Problem requirements - Check each line of the records for "Kesme"; collect those that have it.

Records -
================

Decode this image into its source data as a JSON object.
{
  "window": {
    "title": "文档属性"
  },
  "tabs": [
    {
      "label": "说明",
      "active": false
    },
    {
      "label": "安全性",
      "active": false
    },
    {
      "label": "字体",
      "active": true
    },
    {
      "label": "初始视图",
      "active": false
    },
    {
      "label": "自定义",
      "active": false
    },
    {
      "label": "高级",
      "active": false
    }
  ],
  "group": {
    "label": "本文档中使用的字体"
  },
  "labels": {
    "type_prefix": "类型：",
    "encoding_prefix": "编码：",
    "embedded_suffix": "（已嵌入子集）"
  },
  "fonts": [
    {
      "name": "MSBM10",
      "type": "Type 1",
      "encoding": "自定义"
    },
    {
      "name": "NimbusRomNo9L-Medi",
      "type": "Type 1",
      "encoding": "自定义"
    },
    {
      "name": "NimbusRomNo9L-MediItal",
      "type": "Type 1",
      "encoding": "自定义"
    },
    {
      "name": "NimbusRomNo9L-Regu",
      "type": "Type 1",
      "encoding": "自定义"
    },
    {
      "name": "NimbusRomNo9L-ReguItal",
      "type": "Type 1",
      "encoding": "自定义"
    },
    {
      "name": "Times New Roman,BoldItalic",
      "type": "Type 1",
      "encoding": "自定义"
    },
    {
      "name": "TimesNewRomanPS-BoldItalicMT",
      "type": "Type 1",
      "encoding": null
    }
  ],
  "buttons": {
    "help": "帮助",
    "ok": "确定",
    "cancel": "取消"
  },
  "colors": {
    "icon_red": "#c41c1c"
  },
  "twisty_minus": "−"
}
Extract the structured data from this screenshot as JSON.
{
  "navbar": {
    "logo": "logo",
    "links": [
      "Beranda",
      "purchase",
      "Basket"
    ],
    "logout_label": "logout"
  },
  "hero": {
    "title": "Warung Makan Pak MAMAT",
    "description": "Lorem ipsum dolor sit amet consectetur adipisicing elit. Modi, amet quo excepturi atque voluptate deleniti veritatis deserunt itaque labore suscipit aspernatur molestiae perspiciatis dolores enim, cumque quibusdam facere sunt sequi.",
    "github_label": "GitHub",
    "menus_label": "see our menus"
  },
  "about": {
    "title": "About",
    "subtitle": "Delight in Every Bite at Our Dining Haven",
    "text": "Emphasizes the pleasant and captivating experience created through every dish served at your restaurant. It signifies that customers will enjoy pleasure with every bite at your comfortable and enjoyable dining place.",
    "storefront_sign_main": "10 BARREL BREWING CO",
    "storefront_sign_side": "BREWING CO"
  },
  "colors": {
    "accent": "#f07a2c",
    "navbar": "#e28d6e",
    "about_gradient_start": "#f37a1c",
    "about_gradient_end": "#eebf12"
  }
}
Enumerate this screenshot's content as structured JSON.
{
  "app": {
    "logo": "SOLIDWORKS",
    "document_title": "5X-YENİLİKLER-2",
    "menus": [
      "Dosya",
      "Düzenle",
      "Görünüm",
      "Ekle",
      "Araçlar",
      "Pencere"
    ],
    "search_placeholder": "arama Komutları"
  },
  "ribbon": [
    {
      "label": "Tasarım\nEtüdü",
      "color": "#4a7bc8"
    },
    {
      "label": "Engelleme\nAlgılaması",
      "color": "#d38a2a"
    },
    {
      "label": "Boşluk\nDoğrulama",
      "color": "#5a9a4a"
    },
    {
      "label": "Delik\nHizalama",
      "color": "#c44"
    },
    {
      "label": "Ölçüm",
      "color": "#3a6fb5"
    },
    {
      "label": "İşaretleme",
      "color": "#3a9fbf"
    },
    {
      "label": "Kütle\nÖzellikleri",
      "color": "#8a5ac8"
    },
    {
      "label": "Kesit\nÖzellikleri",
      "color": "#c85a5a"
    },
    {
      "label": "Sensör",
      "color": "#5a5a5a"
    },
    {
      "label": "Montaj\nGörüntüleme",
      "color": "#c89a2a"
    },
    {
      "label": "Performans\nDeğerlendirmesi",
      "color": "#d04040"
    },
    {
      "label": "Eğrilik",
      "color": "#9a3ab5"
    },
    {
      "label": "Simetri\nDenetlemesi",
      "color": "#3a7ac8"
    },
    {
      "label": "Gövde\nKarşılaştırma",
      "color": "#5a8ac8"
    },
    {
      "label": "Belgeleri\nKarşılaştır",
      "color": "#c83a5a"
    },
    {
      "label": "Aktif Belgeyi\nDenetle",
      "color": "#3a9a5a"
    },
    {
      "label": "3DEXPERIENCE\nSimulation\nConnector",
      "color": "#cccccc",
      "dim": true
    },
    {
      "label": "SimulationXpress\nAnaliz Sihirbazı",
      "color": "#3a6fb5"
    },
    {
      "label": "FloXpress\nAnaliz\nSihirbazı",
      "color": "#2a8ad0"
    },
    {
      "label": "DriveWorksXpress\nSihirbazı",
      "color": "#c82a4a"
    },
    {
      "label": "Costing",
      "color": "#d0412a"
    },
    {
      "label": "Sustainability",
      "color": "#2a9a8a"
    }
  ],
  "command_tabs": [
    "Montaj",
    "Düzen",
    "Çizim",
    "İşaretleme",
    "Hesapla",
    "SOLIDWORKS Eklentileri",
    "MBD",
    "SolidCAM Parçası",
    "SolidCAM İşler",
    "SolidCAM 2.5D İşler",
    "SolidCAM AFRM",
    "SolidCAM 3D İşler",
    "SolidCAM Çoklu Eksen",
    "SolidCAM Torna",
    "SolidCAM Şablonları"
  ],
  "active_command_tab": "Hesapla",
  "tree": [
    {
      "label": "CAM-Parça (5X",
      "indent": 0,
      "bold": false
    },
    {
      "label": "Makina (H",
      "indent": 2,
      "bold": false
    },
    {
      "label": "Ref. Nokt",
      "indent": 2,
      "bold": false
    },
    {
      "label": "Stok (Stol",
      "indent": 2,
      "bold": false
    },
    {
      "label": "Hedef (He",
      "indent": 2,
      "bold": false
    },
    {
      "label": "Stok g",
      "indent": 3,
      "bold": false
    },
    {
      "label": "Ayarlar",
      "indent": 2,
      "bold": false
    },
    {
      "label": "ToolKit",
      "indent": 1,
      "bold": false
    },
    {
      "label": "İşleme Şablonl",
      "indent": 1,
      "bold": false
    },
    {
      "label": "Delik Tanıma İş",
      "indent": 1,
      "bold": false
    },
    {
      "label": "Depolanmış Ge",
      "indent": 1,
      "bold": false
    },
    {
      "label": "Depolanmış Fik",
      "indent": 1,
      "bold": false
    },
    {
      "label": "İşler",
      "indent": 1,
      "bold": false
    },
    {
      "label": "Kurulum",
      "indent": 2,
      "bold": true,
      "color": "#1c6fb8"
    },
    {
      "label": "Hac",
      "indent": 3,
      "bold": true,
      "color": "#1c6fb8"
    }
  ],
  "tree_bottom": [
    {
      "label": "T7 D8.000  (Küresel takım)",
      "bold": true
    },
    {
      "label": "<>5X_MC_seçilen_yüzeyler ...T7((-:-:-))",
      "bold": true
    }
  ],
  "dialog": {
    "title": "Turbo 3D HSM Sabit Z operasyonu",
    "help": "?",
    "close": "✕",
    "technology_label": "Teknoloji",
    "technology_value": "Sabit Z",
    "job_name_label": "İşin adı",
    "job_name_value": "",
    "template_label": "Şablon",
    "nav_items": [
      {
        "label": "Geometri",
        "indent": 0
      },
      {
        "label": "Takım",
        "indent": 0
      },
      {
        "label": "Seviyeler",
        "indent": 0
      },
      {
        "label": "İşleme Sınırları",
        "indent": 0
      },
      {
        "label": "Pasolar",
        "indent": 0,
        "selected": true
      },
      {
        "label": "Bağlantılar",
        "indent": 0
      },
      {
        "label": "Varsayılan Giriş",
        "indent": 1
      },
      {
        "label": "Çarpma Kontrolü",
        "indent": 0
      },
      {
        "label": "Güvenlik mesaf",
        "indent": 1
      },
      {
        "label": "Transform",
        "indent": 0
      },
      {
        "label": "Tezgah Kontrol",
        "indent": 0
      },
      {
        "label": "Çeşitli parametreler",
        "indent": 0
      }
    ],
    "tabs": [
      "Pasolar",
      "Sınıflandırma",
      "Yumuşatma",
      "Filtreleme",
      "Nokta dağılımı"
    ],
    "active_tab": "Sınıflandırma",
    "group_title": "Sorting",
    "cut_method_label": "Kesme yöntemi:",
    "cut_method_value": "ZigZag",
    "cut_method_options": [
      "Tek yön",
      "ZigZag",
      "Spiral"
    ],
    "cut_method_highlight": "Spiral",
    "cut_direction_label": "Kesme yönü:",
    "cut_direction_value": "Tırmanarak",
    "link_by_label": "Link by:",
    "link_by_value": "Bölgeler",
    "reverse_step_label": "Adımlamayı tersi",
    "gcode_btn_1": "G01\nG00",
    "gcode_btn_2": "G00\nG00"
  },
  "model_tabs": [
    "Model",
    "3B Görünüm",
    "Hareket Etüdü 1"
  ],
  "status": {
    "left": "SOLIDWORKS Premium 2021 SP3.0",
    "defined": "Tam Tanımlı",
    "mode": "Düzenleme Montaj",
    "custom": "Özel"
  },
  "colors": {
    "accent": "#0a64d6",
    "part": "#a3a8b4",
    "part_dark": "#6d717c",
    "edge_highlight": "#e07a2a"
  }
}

================

Exercise solution -
    "cut_method_label": "Kesme yöntemi:",
    "cut_direction_label": "Kesme yönü:",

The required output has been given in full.